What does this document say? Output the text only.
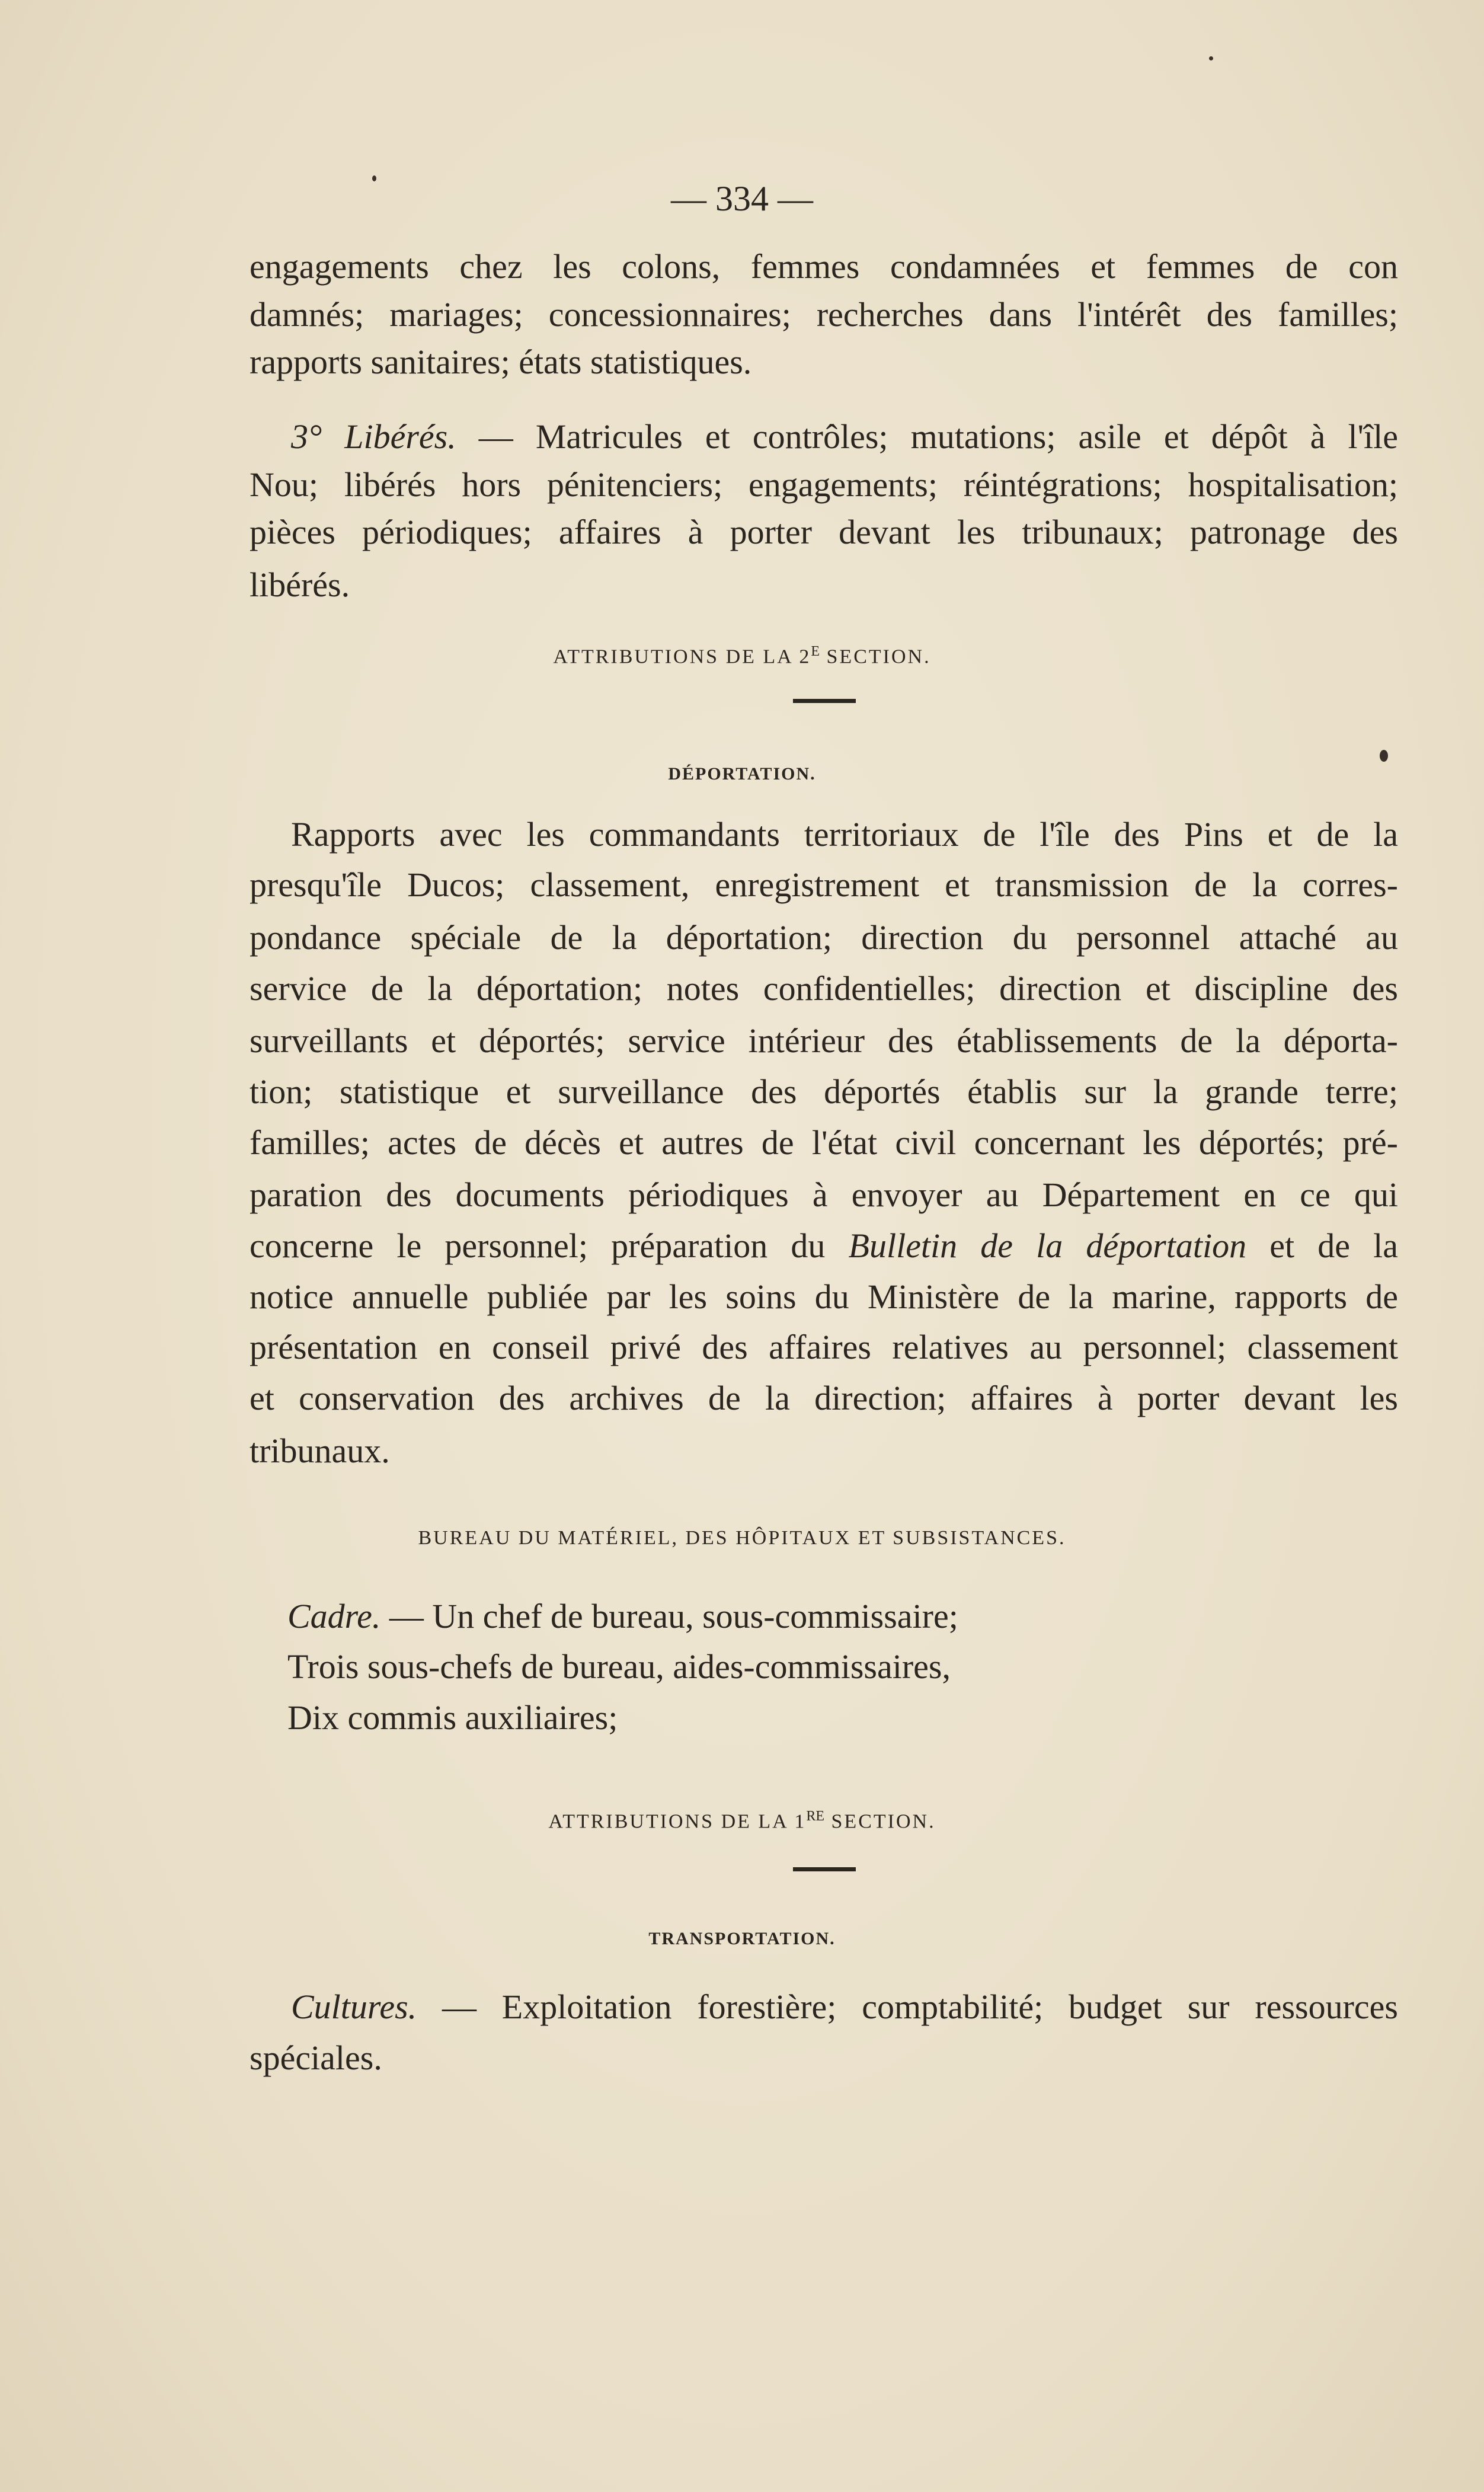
— 334 —
engagements chez les colons, femmes condamnées et femmes de con
damnés; mariages; concessionnaires; recherches dans l'intérêt des familles;
rapports sanitaires; états statistiques.
3° Libérés. — Matricules et contrôles; mutations; asile et dépôt à l'île
Nou; libérés hors pénitenciers; engagements; réintégrations; hospitalisation;
pièces périodiques; affaires à porter devant les tribunaux; patronage des
libérés.
ATTRIBUTIONS DE LA $2^E$ SECTION.
DÉPORTATION.
Rapports avec les commandants territoriaux de l'île des Pins et de la
presqu'île Ducos; classement, enregistrement et transmission de la corres-
pondance spéciale de la déportation; direction du personnel attaché au
service de la déportation; notes confidentielles; direction et discipline des
surveillants et déportés; service intérieur des établissements de la déporta-
tion; statistique et surveillance des déportés établis sur la grande terre;
familles; actes de décès et autres de l'état civil concernant les déportés; pré-
paration des documents périodiques à envoyer au Département en ce qui
concerne le personnel; préparation du Bulletin de la déportation et de la
notice annuelle publiée par les soins du Ministère de la marine, rapports de
présentation en conseil privé des affaires relatives au personnel; classement
et conservation des archives de la direction; affaires à porter devant les
tribunaux.
BUREAU DU MATÉRIEL, DES HÔPITAUX ET SUBSISTANCES.
Cadre. — Un chef de bureau, sous-commissaire;
Trois sous-chefs de bureau, aides-commissaires,
Dix commis auxiliaires;
ATTRIBUTIONS DE LA 1RE SECTION.
TRANSPORTATION.
Cultures. — Exploitation forestière; comptabilité; budget sur ressources
spéciales.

Aim of the task >> Copy out the listing exactly as it stands, but not the pictures.

Written answer >>
What does this document say? Output the text only.
— 334 —
engagements chez les colons, femmes condamnées et femmes de con
damnés; mariages; concessionnaires; recherches dans l'intérêt des familles;
rapports sanitaires; états statistiques.
3° Libérés. — Matricules et contrôles; mutations; asile et dépôt à l'île
Nou; libérés hors pénitenciers; engagements; réintégrations; hospitalisation;
pièces périodiques; affaires à porter devant les tribunaux; patronage des
libérés.
ATTRIBUTIONS DE LA $2^E$ SECTION.
DÉPORTATION.
Rapports avec les commandants territoriaux de l'île des Pins et de la
presqu'île Ducos; classement, enregistrement et transmission de la corres-
pondance spéciale de la déportation; direction du personnel attaché au
service de la déportation; notes confidentielles; direction et discipline des
surveillants et déportés; service intérieur des établissements de la déporta-
tion; statistique et surveillance des déportés établis sur la grande terre;
familles; actes de décès et autres de l'état civil concernant les déportés; pré-
paration des documents périodiques à envoyer au Département en ce qui
concerne le personnel; préparation du Bulletin de la déportation et de la
notice annuelle publiée par les soins du Ministère de la marine, rapports de
présentation en conseil privé des affaires relatives au personnel; classement
et conservation des archives de la direction; affaires à porter devant les
tribunaux.
BUREAU DU MATÉRIEL, DES HÔPITAUX ET SUBSISTANCES.
Cadre. — Un chef de bureau, sous-commissaire;
Trois sous-chefs de bureau, aides-commissaires,
Dix commis auxiliaires;
ATTRIBUTIONS DE LA 1RE SECTION.
TRANSPORTATION.
Cultures. — Exploitation forestière; comptabilité; budget sur ressources
spéciales.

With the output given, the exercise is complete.